- WRITTEN EXERCISE:
The records that follow are to be repeated exactly, with the pictures removed.

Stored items
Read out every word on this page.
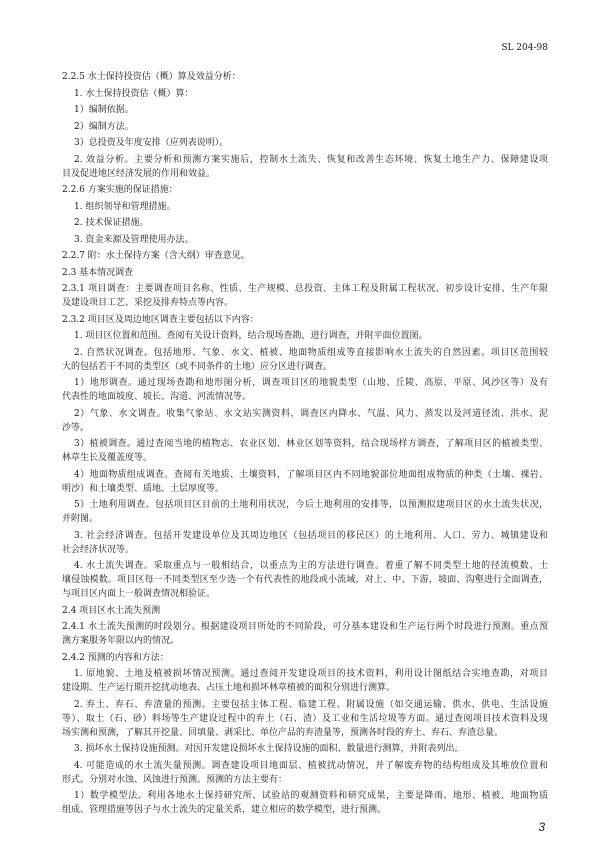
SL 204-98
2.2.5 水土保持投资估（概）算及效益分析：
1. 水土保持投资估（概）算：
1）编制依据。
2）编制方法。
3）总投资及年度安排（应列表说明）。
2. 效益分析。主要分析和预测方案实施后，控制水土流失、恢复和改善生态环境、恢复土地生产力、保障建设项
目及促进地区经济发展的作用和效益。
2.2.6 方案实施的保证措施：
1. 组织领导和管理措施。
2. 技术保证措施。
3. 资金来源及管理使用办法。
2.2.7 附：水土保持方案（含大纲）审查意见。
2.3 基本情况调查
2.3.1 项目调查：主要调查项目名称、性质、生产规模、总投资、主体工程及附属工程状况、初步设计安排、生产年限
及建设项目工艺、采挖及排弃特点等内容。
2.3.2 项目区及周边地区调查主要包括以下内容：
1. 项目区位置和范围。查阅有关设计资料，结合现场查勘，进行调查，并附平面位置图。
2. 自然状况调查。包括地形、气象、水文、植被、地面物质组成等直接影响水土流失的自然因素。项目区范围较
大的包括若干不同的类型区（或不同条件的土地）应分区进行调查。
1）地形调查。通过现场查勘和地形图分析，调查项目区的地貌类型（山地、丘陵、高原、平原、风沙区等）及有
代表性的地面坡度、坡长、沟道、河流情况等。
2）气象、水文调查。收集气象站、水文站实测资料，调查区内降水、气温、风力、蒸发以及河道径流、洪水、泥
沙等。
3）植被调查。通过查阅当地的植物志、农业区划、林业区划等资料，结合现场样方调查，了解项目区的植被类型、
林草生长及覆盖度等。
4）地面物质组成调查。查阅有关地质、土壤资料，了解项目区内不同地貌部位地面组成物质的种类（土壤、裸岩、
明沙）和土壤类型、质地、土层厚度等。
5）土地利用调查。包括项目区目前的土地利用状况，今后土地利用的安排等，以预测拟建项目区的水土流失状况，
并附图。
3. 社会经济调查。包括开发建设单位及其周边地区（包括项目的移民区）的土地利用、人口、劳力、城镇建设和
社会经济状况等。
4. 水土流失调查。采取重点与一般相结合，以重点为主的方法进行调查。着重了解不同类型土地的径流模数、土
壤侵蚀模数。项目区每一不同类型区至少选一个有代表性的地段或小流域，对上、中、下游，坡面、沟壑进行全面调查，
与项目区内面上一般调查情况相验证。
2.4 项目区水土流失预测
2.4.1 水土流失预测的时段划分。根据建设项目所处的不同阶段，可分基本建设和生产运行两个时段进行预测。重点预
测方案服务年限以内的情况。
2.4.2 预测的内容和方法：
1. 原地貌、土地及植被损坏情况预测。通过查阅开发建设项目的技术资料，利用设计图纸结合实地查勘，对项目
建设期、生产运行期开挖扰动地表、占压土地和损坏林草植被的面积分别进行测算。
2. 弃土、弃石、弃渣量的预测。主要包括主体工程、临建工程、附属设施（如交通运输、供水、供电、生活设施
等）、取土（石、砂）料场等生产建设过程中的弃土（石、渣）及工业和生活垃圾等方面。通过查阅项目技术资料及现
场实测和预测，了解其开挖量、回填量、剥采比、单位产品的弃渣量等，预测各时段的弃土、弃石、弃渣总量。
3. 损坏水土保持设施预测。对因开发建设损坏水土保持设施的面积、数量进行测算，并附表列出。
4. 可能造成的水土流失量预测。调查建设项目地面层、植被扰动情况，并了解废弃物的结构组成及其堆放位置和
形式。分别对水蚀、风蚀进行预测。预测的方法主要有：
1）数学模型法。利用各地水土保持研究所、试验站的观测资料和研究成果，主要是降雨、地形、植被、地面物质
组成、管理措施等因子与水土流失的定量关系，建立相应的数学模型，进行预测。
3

- FINAL RESULT:
Read out every word on this page.
SL 204-98
2.2.5 水土保持投资估（概）算及效益分析：
1. 水土保持投资估（概）算：
1）编制依据。
2）编制方法。
3）总投资及年度安排（应列表说明）。
2. 效益分析。主要分析和预测方案实施后，控制水土流失、恢复和改善生态环境、恢复土地生产力、保障建设项
目及促进地区经济发展的作用和效益。
2.2.6 方案实施的保证措施：
1. 组织领导和管理措施。
2. 技术保证措施。
3. 资金来源及管理使用办法。
2.2.7 附：水土保持方案（含大纲）审查意见。
2.3 基本情况调查
2.3.1 项目调查：主要调查项目名称、性质、生产规模、总投资、主体工程及附属工程状况、初步设计安排、生产年限
及建设项目工艺、采挖及排弃特点等内容。
2.3.2 项目区及周边地区调查主要包括以下内容：
1. 项目区位置和范围。查阅有关设计资料，结合现场查勘，进行调查，并附平面位置图。
2. 自然状况调查。包括地形、气象、水文、植被、地面物质组成等直接影响水土流失的自然因素。项目区范围较
大的包括若干不同的类型区（或不同条件的土地）应分区进行调查。
1）地形调查。通过现场查勘和地形图分析，调查项目区的地貌类型（山地、丘陵、高原、平原、风沙区等）及有
代表性的地面坡度、坡长、沟道、河流情况等。
2）气象、水文调查。收集气象站、水文站实测资料，调查区内降水、气温、风力、蒸发以及河道径流、洪水、泥
沙等。
3）植被调查。通过查阅当地的植物志、农业区划、林业区划等资料，结合现场样方调查，了解项目区的植被类型、
林草生长及覆盖度等。
4）地面物质组成调查。查阅有关地质、土壤资料，了解项目区内不同地貌部位地面组成物质的种类（土壤、裸岩、
明沙）和土壤类型、质地、土层厚度等。
5）土地利用调查。包括项目区目前的土地利用状况，今后土地利用的安排等，以预测拟建项目区的水土流失状况，
并附图。
3. 社会经济调查。包括开发建设单位及其周边地区（包括项目的移民区）的土地利用、人口、劳力、城镇建设和
社会经济状况等。
4. 水土流失调查。采取重点与一般相结合，以重点为主的方法进行调查。着重了解不同类型土地的径流模数、土
壤侵蚀模数。项目区每一不同类型区至少选一个有代表性的地段或小流域，对上、中、下游，坡面、沟壑进行全面调查，
与项目区内面上一般调查情况相验证。
2.4 项目区水土流失预测
2.4.1 水土流失预测的时段划分。根据建设项目所处的不同阶段，可分基本建设和生产运行两个时段进行预测。重点预
测方案服务年限以内的情况。
2.4.2 预测的内容和方法：
1. 原地貌、土地及植被损坏情况预测。通过查阅开发建设项目的技术资料，利用设计图纸结合实地查勘，对项目
建设期、生产运行期开挖扰动地表、占压土地和损坏林草植被的面积分别进行测算。
2. 弃土、弃石、弃渣量的预测。主要包括主体工程、临建工程、附属设施（如交通运输、供水、供电、生活设施
等）、取土（石、砂）料场等生产建设过程中的弃土（石、渣）及工业和生活垃圾等方面。通过查阅项目技术资料及现
场实测和预测，了解其开挖量、回填量、剥采比、单位产品的弃渣量等，预测各时段的弃土、弃石、弃渣总量。
3. 损坏水土保持设施预测。对因开发建设损坏水土保持设施的面积、数量进行测算，并附表列出。
4. 可能造成的水土流失量预测。调查建设项目地面层、植被扰动情况，并了解废弃物的结构组成及其堆放位置和
形式。分别对水蚀、风蚀进行预测。预测的方法主要有：
1）数学模型法。利用各地水土保持研究所、试验站的观测资料和研究成果，主要是降雨、地形、植被、地面物质
组成、管理措施等因子与水土流失的定量关系，建立相应的数学模型，进行预测。
3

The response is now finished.